**GIVEN RECORDS:**
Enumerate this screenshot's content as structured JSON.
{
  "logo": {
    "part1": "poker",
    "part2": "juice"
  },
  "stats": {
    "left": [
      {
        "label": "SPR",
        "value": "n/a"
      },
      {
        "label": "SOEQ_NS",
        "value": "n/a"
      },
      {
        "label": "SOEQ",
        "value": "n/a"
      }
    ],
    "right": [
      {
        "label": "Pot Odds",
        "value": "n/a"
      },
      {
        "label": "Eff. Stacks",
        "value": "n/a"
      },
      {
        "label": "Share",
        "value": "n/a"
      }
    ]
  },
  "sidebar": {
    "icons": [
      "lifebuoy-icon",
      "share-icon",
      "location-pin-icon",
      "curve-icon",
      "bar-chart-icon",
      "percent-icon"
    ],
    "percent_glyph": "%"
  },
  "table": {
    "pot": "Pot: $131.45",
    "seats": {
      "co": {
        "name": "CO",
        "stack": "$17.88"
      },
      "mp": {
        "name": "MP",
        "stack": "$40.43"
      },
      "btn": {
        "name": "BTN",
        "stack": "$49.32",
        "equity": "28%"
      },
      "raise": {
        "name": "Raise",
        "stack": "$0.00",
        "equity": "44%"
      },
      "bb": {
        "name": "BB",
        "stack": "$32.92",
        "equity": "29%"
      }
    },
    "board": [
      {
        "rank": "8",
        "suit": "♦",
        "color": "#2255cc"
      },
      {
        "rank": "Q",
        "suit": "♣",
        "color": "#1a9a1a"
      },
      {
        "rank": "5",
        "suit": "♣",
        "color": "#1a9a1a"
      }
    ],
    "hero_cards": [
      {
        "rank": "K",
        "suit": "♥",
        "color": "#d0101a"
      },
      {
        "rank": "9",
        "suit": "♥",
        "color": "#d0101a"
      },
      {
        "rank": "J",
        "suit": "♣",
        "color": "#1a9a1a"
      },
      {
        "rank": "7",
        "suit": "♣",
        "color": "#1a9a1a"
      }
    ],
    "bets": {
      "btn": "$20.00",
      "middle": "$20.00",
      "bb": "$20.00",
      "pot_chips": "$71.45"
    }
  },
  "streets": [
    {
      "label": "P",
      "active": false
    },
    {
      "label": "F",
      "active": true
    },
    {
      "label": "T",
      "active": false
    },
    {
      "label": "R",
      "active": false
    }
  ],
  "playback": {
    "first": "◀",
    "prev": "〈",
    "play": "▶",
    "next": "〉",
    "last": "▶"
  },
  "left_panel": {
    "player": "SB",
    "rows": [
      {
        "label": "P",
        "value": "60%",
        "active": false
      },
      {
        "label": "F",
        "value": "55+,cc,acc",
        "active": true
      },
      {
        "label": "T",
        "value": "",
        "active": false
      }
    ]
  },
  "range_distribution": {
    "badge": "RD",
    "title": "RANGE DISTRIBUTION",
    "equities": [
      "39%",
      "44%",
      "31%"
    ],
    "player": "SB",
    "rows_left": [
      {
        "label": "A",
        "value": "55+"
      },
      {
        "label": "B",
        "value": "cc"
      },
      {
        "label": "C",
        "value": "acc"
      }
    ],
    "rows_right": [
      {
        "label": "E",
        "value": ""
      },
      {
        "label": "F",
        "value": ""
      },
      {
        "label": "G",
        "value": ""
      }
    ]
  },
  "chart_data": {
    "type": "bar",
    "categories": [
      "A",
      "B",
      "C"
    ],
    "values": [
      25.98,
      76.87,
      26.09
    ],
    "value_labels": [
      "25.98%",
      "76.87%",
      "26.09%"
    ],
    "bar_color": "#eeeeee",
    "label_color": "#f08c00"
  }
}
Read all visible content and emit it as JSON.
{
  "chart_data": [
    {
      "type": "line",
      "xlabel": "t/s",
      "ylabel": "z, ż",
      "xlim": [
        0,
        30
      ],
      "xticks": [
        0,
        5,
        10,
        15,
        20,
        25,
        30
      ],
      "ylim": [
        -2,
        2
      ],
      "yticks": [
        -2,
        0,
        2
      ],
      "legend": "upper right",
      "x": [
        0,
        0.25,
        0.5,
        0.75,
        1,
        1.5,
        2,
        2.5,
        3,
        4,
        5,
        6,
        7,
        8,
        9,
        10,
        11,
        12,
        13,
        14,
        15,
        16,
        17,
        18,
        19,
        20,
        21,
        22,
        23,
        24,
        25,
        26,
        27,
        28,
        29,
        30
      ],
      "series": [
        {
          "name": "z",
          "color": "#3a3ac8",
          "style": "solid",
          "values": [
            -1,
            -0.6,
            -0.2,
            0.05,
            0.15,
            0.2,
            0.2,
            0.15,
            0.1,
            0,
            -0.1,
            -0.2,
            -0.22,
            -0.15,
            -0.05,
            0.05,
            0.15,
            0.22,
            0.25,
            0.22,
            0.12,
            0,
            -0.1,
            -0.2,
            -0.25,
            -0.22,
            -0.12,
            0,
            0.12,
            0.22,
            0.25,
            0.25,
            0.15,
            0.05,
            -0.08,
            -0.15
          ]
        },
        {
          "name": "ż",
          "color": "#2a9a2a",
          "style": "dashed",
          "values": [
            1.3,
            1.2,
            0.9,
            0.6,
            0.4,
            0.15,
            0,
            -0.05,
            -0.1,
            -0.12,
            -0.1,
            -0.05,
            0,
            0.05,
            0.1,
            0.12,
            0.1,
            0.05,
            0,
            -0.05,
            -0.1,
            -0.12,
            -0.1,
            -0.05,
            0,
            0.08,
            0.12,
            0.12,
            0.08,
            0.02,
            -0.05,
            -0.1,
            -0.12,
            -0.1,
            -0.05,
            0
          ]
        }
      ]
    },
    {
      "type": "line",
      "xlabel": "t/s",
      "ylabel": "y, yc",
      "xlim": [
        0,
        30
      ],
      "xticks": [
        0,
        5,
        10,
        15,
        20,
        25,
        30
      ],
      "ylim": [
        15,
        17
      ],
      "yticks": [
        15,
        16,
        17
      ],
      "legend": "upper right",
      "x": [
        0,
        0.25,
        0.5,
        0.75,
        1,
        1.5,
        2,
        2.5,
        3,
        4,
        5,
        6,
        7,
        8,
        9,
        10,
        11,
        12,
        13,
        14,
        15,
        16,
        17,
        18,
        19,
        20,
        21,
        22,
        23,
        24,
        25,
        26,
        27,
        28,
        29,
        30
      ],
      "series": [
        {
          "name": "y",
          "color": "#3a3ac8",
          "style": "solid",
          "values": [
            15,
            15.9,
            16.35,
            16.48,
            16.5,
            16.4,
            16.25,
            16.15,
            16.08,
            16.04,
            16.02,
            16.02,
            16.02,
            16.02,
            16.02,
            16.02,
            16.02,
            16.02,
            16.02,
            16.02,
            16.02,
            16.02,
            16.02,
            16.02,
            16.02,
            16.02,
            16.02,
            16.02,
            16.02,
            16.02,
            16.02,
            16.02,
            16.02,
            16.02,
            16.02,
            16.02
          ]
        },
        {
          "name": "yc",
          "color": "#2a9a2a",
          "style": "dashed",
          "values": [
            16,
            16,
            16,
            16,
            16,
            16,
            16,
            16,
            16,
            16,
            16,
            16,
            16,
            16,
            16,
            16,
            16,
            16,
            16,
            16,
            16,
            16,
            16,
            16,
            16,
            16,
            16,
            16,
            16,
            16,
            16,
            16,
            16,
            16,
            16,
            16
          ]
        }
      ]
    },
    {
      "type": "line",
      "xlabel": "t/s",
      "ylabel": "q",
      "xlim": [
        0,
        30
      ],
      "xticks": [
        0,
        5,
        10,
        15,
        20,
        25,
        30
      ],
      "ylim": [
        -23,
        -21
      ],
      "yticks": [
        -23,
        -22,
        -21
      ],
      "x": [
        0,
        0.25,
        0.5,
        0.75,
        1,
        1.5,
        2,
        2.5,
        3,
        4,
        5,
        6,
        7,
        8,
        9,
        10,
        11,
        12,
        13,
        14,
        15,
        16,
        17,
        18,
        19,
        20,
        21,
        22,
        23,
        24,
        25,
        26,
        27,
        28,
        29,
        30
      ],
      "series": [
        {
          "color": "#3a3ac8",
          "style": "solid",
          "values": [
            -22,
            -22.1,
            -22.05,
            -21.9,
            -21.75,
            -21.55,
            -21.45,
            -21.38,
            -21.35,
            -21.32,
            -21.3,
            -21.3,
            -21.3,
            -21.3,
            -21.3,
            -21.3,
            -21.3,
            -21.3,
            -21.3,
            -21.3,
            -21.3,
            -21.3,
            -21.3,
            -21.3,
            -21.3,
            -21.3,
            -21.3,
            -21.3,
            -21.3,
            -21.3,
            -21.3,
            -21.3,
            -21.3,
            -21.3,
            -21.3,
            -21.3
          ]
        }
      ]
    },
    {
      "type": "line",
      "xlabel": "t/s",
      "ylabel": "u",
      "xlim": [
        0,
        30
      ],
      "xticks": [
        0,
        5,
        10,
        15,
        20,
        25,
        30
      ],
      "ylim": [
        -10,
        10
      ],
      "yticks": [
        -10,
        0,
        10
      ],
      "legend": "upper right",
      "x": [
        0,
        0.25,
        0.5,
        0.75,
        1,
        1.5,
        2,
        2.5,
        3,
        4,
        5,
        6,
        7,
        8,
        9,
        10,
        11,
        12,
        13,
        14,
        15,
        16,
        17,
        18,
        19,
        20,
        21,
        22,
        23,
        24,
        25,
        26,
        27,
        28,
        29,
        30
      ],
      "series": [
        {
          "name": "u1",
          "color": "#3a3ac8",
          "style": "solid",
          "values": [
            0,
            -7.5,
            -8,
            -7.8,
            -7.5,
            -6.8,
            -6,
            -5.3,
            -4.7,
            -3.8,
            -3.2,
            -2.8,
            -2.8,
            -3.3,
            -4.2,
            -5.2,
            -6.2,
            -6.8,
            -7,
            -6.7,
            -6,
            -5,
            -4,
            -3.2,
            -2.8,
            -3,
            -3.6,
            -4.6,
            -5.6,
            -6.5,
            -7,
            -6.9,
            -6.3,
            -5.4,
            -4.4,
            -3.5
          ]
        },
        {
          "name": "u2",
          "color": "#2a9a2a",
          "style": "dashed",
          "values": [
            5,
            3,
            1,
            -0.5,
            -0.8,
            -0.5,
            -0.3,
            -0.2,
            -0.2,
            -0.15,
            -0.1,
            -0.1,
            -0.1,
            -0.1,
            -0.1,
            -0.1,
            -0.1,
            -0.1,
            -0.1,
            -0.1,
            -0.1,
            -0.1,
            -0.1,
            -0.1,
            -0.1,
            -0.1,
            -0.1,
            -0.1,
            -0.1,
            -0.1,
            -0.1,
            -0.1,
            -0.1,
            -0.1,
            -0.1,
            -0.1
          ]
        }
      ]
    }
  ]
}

**INSTRUCTION:** Extract each line from the entries above that contains the string "ylabel".

**THE REPLY:**
      "ylabel": "z, ż",
      "ylabel": "y, yc",
      "ylabel": "q",
      "ylabel": "u",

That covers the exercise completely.